AUFGABE: Welche Szene wurde laut der Quelle am ersten Drehtag gedreht?

QUELLE:
◆ ◆ ◆ ◆ ◆

Ich habe mir schon zu einem frühen Zeitpunkt Kristen Stewart vorgestellt, habe ihre Arbeit bewundert, fand sie unterfordert für ihr großes Potenzial. Als ich ihr das Drehbuch schickte, schätzte ich meine Chancen gleich null ein, dass sie so seltsame europäische Kunst interessieren könnte. Dass sie sofort Interesse zeigte, war ein gutes Omen. Kristen und Juliette hatten sich vor dem ersten Drehtag nie gesehen. Da drehten wir die lange Anfangsszene im Zug, die Dynamik war gleich da.
Wie sich herausstellte, war alles sehr einfach: Ich hatte zwar meinen Weltstar, aber erst recht einen, der Juliette dafür bewunderte, dass sie ihre Karriere nach eigenem Wunsch steuerte und sehr frei war in ihrem Schauspiel. Kristen fühlte sich hingezogen zu Juliettes Persönlichkeit, und Juliette fühlte sich geschmeichelt. Es war einerseits eine Herausforderung, Kristens Erwartungen zu erfüllen, andererseits ermutigte es sie auch, weiter zu gehen als bisher. Das habe ich ausgenutzt.

◆ ◆ ◆ ◆ ◆

EXTRAHIERTES MATERIAL:
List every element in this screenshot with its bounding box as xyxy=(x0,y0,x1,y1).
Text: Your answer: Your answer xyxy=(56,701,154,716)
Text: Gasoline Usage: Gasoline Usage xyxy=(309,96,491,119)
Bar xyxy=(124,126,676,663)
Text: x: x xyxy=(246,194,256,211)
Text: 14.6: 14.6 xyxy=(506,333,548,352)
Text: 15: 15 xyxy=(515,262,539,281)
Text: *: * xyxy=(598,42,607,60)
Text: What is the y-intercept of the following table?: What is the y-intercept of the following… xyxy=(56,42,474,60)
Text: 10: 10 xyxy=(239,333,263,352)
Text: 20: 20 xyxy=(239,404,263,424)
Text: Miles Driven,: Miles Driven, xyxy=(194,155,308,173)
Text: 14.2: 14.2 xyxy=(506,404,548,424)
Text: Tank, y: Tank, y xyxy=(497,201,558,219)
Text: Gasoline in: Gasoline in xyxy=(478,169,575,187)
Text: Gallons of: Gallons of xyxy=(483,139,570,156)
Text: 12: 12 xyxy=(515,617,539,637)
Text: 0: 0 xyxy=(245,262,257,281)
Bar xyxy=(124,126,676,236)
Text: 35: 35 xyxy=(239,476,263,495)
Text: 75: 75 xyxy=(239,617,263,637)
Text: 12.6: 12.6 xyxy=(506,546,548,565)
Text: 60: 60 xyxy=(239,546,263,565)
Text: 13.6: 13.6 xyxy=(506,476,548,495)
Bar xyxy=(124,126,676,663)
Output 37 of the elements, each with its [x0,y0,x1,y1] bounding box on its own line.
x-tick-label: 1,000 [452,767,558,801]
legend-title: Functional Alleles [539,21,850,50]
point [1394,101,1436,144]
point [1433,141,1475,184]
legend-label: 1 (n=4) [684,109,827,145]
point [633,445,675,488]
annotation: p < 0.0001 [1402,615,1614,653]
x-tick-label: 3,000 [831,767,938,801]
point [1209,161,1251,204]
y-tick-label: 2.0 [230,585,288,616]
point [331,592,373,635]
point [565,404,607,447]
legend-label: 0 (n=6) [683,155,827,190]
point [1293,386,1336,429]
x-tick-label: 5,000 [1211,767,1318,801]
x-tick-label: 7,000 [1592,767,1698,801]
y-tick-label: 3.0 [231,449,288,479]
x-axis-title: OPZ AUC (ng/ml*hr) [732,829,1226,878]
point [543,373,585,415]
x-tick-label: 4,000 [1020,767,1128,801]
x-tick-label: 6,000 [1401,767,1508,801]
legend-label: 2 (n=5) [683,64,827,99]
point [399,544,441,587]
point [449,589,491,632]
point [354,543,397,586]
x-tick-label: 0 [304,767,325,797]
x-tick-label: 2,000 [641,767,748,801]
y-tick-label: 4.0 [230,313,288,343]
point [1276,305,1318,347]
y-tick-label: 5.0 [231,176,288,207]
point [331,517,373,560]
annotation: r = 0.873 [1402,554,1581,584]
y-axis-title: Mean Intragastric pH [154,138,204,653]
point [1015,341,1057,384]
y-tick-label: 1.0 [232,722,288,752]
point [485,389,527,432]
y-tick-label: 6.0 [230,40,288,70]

◆ ◆ ◆ ◆ ◆

LÖSUNG: Die lange Anfangsszene im Zug.